Which lines hold the word "的半焦距为"? Copy each one.

[Records excerpted from a collection]
○ ○ ○ ○ ○ ○ ○

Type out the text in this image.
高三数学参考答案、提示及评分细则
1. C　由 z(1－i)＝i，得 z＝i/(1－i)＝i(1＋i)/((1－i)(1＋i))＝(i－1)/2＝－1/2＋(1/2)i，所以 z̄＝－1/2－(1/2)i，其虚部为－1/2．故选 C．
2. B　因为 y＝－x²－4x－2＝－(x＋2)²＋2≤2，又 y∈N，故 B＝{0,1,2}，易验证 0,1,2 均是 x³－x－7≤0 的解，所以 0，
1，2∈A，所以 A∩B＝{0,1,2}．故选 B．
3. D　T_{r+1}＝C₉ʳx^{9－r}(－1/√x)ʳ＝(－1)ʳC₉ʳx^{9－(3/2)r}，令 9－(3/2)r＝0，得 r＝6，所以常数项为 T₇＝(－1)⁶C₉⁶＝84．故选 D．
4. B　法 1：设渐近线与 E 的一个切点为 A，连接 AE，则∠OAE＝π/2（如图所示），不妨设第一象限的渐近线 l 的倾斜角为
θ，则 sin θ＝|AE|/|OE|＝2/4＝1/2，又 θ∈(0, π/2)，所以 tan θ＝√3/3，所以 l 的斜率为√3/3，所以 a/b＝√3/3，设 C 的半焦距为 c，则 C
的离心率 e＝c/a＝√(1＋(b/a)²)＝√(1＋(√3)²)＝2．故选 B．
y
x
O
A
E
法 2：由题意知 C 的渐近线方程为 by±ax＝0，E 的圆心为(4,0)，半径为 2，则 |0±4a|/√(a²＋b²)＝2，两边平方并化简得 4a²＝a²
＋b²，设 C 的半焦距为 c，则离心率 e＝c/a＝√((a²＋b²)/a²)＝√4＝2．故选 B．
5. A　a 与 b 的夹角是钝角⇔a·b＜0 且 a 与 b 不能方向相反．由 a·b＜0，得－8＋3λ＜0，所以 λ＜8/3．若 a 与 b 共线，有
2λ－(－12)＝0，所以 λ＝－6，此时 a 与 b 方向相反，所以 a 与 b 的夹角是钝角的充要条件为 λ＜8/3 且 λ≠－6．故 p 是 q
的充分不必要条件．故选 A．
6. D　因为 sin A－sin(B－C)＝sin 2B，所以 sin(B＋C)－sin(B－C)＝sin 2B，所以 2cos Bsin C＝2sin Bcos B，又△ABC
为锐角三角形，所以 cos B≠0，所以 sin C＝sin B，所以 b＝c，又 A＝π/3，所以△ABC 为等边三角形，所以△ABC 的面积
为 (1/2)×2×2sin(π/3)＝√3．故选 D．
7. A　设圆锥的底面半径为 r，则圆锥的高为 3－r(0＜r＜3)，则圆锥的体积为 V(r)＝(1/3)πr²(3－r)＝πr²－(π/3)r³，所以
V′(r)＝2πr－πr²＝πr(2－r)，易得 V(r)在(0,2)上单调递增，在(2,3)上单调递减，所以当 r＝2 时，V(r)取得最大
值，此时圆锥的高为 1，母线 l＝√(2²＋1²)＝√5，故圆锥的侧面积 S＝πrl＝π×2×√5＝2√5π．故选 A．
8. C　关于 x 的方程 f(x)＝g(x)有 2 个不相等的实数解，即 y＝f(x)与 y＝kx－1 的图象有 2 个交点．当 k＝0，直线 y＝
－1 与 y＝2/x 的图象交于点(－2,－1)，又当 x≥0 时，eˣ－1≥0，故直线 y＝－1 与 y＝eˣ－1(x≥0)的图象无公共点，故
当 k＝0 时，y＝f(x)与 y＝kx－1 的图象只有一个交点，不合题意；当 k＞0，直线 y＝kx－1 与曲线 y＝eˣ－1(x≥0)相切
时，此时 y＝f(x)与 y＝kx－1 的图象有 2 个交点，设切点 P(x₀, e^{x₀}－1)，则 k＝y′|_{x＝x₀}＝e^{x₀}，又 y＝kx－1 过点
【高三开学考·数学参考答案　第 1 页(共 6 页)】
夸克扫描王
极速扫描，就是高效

○ ○ ○ ○ ○ ○ ○

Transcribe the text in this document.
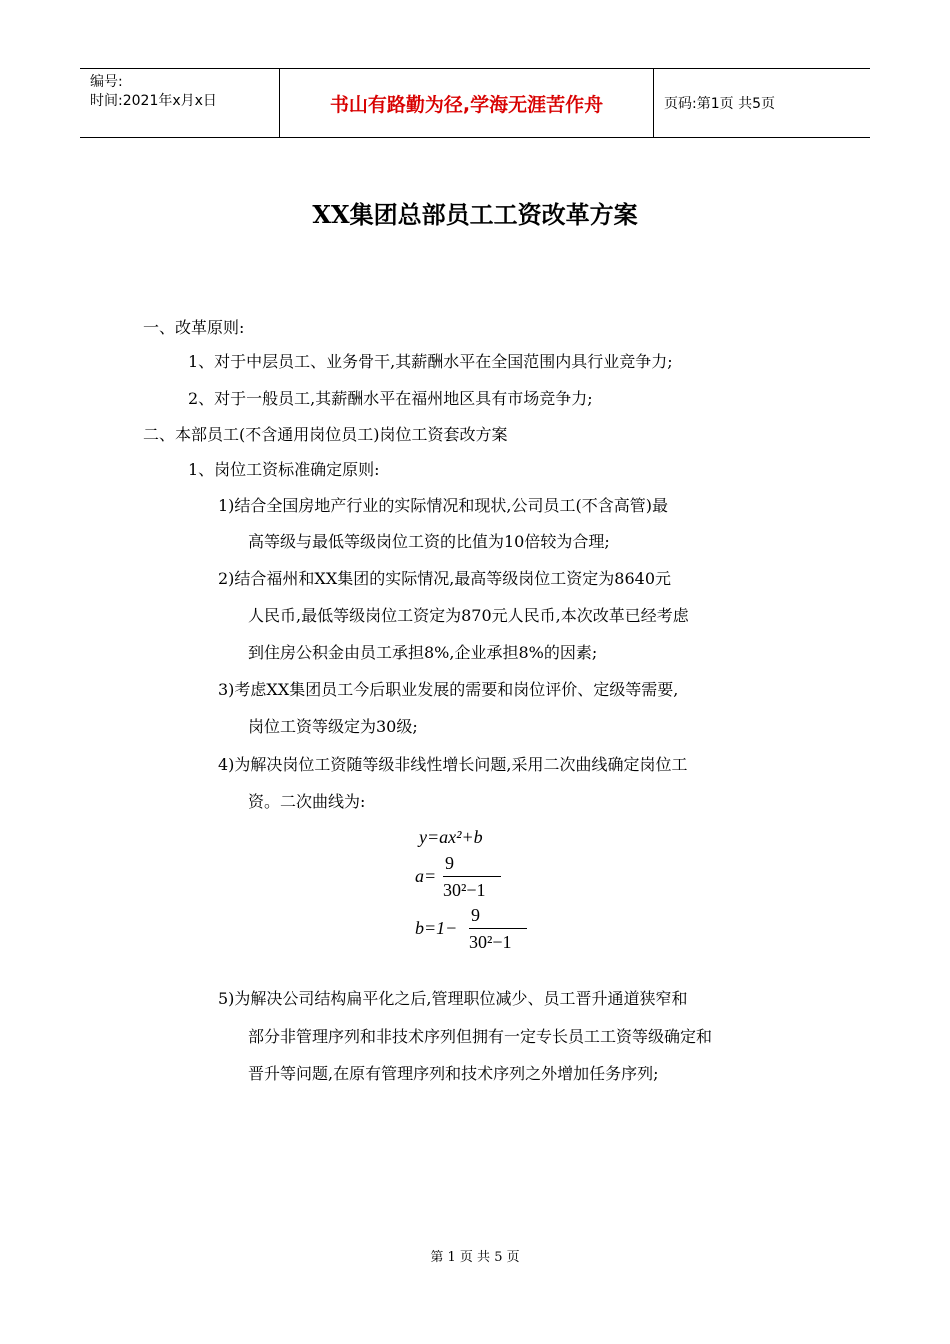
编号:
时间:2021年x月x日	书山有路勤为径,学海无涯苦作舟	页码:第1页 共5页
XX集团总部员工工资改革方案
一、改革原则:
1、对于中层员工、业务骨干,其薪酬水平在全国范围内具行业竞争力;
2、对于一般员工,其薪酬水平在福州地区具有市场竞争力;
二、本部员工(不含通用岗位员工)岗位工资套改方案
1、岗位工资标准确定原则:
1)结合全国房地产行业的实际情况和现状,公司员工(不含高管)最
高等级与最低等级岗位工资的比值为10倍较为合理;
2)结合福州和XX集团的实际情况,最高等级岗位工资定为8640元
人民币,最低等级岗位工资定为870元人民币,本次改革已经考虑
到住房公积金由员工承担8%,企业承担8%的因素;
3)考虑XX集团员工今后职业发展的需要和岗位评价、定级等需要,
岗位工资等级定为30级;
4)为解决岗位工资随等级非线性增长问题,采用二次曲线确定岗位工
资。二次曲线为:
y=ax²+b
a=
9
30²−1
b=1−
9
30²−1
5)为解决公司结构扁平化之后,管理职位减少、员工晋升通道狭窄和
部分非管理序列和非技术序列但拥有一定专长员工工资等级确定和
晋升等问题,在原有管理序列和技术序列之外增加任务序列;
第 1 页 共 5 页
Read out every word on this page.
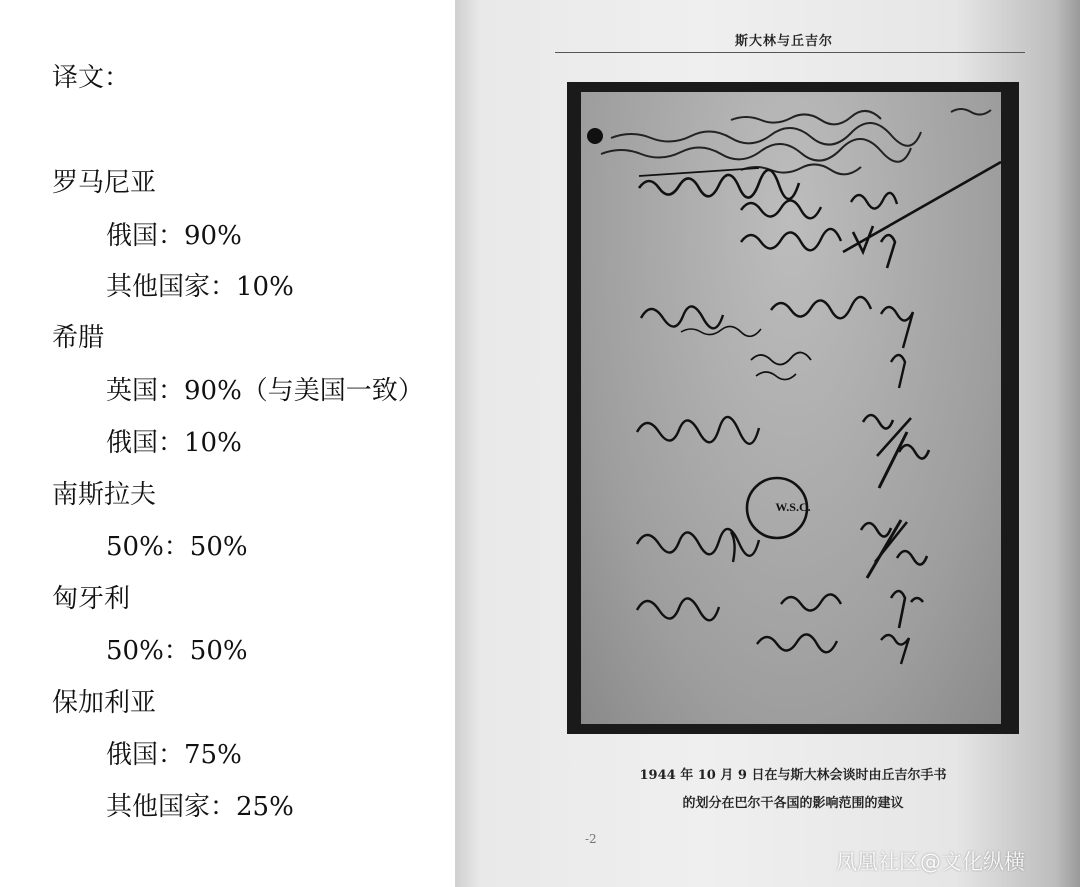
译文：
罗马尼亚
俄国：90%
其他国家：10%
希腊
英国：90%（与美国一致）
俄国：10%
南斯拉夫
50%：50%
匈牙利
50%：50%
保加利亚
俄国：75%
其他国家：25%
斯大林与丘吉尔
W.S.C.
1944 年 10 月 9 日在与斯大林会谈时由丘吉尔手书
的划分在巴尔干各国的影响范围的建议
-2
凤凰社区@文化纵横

○ ○ ○ ○ ○ ○ ○

• _Answer to this exercise_
θ，则 sin θ＝|AE|/|OE|＝2/4＝1/2，又 θ∈(0, π/2)，所以 tan θ＝√3/3，所以 l 的斜率为√3/3，所以 a/b＝√3/3，设 C 的半焦距为 c，则 C
＋b²，设 C 的半焦距为 c，则离心率 e＝c/a＝√((a²＋b²)/a²)＝√4＝2．故选 B．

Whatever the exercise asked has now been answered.